### YOUR INSTRUCTIONS
Extract each line of the entries below that contains the string "source". Matching is case-sensitive.

### MATERIAL FOR THIS TASK

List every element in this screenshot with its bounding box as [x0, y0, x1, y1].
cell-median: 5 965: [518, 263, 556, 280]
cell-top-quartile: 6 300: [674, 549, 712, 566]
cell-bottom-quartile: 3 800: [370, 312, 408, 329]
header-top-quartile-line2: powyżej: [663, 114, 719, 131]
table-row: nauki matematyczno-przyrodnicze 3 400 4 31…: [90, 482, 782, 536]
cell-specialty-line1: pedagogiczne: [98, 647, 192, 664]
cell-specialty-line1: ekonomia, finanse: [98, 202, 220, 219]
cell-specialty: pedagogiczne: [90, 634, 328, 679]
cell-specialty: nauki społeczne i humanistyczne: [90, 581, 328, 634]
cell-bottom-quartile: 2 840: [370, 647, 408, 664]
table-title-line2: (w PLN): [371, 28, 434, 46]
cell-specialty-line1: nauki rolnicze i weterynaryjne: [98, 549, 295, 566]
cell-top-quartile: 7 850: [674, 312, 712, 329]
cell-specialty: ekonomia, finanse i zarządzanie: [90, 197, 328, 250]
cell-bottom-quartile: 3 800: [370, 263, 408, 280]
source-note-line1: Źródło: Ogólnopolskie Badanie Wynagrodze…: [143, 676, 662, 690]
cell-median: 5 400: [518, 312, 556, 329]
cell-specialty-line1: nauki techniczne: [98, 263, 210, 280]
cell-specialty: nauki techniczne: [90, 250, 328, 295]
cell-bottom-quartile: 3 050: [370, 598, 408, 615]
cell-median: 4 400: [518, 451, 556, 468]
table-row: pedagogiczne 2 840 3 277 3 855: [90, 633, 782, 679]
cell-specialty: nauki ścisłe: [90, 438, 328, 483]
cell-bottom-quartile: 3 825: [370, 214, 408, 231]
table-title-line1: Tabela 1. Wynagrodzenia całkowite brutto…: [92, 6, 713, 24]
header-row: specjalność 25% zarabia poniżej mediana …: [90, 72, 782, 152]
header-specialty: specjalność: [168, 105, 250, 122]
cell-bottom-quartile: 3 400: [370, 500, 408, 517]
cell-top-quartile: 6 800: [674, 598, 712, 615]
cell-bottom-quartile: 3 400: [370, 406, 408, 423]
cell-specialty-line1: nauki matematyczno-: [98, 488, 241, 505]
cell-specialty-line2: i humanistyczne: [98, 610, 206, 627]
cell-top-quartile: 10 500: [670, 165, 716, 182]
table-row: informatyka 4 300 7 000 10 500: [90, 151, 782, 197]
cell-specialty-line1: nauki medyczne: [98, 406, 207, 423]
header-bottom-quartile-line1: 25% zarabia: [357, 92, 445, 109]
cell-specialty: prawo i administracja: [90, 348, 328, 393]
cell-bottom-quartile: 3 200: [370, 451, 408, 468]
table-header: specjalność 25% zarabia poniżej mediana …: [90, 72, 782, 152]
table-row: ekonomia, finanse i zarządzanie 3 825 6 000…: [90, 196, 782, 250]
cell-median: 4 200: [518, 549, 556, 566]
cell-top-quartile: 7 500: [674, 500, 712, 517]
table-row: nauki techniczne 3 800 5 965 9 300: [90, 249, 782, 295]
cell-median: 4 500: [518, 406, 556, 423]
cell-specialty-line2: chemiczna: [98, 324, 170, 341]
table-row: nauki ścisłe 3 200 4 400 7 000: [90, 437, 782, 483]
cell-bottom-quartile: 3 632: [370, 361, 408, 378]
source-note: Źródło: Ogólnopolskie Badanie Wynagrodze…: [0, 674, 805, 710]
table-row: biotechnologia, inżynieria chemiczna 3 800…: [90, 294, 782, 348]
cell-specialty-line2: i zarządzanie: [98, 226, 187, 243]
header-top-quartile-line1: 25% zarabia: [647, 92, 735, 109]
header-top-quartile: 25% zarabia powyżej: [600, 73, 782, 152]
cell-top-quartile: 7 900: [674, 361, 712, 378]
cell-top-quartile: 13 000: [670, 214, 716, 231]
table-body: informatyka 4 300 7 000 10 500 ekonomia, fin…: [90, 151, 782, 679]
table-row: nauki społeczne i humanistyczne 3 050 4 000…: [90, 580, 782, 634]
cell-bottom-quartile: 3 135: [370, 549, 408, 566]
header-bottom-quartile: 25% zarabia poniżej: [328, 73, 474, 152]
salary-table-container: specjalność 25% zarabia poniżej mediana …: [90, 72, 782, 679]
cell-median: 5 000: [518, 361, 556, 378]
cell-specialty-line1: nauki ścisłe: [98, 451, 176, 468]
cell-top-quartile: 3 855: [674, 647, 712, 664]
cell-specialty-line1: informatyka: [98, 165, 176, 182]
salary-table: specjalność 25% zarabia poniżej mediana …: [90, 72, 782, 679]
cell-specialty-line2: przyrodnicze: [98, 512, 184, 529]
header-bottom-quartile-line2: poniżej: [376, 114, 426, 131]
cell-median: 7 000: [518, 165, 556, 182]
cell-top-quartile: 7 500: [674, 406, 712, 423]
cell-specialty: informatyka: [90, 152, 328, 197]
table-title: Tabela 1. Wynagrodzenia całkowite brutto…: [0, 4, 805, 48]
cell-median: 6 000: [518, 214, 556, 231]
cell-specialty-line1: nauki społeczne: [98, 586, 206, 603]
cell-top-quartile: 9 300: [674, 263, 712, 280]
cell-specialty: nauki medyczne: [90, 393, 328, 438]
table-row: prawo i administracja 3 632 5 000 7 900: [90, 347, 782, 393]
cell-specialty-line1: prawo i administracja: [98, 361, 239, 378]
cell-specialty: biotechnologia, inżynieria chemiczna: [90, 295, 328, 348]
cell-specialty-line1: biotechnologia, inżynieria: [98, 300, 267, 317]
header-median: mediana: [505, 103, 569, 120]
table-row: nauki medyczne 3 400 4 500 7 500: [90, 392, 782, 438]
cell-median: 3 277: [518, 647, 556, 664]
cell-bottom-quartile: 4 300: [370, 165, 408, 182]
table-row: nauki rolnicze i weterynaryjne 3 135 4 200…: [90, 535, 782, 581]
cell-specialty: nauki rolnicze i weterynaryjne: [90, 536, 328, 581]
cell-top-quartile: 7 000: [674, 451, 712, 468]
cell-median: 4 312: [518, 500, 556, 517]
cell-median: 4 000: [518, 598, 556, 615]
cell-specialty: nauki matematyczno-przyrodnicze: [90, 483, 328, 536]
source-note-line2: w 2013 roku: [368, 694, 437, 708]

### RESULT OF THE TASK
source-note-line1: Źródło: Ogólnopolskie Badanie Wynagrodze…: [143, 676, 662, 690]
source-note: Źródło: Ogólnopolskie Badanie Wynagrodze…: [0, 674, 805, 710]
source-note-line2: w 2013 roku: [368, 694, 437, 708]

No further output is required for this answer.